§ Supplied records:
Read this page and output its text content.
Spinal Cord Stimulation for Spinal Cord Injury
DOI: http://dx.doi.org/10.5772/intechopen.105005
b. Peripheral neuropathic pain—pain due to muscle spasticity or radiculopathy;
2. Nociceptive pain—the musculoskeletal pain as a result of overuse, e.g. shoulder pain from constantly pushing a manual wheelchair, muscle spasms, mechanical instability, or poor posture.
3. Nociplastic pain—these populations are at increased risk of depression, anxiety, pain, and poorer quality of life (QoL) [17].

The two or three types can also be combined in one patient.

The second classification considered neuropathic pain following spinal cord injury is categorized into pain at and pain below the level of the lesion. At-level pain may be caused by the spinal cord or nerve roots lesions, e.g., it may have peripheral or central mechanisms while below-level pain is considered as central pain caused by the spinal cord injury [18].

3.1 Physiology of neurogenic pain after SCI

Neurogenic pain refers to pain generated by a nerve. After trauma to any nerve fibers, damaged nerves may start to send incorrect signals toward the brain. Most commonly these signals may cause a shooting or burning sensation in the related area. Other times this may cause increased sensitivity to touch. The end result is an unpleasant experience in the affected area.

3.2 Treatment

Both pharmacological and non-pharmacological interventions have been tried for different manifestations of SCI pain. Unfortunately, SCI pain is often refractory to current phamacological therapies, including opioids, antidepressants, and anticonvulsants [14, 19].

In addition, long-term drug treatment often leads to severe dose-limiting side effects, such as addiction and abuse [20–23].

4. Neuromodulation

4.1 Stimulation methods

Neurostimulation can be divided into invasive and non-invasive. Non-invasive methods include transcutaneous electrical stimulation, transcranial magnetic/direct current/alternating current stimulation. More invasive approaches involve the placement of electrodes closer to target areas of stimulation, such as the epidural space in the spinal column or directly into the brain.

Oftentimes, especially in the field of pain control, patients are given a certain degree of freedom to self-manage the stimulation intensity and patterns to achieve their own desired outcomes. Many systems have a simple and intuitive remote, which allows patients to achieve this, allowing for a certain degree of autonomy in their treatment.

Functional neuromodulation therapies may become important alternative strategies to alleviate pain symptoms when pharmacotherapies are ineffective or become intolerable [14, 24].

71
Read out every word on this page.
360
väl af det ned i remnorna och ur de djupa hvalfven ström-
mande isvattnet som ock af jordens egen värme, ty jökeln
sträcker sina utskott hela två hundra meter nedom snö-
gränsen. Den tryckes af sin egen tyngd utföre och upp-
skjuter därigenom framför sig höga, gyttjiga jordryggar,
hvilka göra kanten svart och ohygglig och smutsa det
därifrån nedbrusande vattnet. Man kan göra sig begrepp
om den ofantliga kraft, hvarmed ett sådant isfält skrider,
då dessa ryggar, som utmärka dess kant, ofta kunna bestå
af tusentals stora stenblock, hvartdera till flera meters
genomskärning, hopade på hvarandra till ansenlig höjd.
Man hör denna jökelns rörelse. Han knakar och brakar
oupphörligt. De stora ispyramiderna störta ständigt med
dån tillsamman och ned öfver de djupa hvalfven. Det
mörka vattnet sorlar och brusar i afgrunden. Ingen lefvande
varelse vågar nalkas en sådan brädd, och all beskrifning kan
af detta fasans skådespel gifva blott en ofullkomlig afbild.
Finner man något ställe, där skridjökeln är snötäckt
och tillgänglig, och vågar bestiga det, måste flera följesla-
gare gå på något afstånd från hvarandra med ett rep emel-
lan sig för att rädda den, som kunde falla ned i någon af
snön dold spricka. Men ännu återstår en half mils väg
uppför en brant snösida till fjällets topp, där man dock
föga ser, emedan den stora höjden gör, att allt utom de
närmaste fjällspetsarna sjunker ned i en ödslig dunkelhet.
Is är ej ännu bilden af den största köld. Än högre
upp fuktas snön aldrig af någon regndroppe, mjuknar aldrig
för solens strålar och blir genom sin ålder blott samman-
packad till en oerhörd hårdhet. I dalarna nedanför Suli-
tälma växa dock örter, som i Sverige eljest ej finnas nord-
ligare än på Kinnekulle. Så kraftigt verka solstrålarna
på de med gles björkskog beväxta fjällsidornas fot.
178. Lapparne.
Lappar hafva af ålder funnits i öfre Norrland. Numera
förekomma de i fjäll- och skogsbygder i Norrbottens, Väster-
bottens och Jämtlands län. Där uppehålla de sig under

§ Required action: Produce a verbatim transcription of the entries above.

§ Finished exercise:
Read this page and output its text content.
Spinal Cord Stimulation for Spinal Cord Injury
DOI: http://dx.doi.org/10.5772/intechopen.105005
b. Peripheral neuropathic pain—pain due to muscle spasticity or radiculopathy;
2. Nociceptive pain—the musculoskeletal pain as a result of overuse, e.g. shoulder pain from constantly pushing a manual wheelchair, muscle spasms, mechanical instability, or poor posture.
3. Nociplastic pain—these populations are at increased risk of depression, anxiety, pain, and poorer quality of life (QoL) [17].

The two or three types can also be combined in one patient.

The second classification considered neuropathic pain following spinal cord injury is categorized into pain at and pain below the level of the lesion. At-level pain may be caused by the spinal cord or nerve roots lesions, e.g., it may have peripheral or central mechanisms while below-level pain is considered as central pain caused by the spinal cord injury [18].

3.1 Physiology of neurogenic pain after SCI

Neurogenic pain refers to pain generated by a nerve. After trauma to any nerve fibers, damaged nerves may start to send incorrect signals toward the brain. Most commonly these signals may cause a shooting or burning sensation in the related area. Other times this may cause increased sensitivity to touch. The end result is an unpleasant experience in the affected area.

3.2 Treatment

Both pharmacological and non-pharmacological interventions have been tried for different manifestations of SCI pain. Unfortunately, SCI pain is often refractory to current phamacological therapies, including opioids, antidepressants, and anticonvulsants [14, 19].

In addition, long-term drug treatment often leads to severe dose-limiting side effects, such as addiction and abuse [20–23].

4. Neuromodulation

4.1 Stimulation methods

Neurostimulation can be divided into invasive and non-invasive. Non-invasive methods include transcutaneous electrical stimulation, transcranial magnetic/direct current/alternating current stimulation. More invasive approaches involve the placement of electrodes closer to target areas of stimulation, such as the epidural space in the spinal column or directly into the brain.

Oftentimes, especially in the field of pain control, patients are given a certain degree of freedom to self-manage the stimulation intensity and patterns to achieve their own desired outcomes. Many systems have a simple and intuitive remote, which allows patients to achieve this, allowing for a certain degree of autonomy in their treatment.

Functional neuromodulation therapies may become important alternative strategies to alleviate pain symptoms when pharmacotherapies are ineffective or become intolerable [14, 24].

71
Read out every word on this page.
360
väl af det ned i remnorna och ur de djupa hvalfven ström-
mande isvattnet som ock af jordens egen värme, ty jökeln
sträcker sina utskott hela två hundra meter nedom snö-
gränsen. Den tryckes af sin egen tyngd utföre och upp-
skjuter därigenom framför sig höga, gyttjiga jordryggar,
hvilka göra kanten svart och ohygglig och smutsa det
därifrån nedbrusande vattnet. Man kan göra sig begrepp
om den ofantliga kraft, hvarmed ett sådant isfält skrider,
då dessa ryggar, som utmärka dess kant, ofta kunna bestå
af tusentals stora stenblock, hvartdera till flera meters
genomskärning, hopade på hvarandra till ansenlig höjd.
Man hör denna jökelns rörelse. Han knakar och brakar
oupphörligt. De stora ispyramiderna störta ständigt med
dån tillsamman och ned öfver de djupa hvalfven. Det
mörka vattnet sorlar och brusar i afgrunden. Ingen lefvande
varelse vågar nalkas en sådan brädd, och all beskrifning kan
af detta fasans skådespel gifva blott en ofullkomlig afbild.
Finner man något ställe, där skridjökeln är snötäckt
och tillgänglig, och vågar bestiga det, måste flera följesla-
gare gå på något afstånd från hvarandra med ett rep emel-
lan sig för att rädda den, som kunde falla ned i någon af
snön dold spricka. Men ännu återstår en half mils väg
uppför en brant snösida till fjällets topp, där man dock
föga ser, emedan den stora höjden gör, att allt utom de
närmaste fjällspetsarna sjunker ned i en ödslig dunkelhet.
Is är ej ännu bilden af den största köld. Än högre
upp fuktas snön aldrig af någon regndroppe, mjuknar aldrig
för solens strålar och blir genom sin ålder blott samman-
packad till en oerhörd hårdhet. I dalarna nedanför Suli-
tälma växa dock örter, som i Sverige eljest ej finnas nord-
ligare än på Kinnekulle. Så kraftigt verka solstrålarna
på de med gles björkskog beväxta fjällsidornas fot.
178. Lapparne.
Lappar hafva af ålder funnits i öfre Norrland. Numera
förekomma de i fjäll- och skogsbygder i Norrbottens, Väster-
bottens och Jämtlands län. Där uppehålla de sig under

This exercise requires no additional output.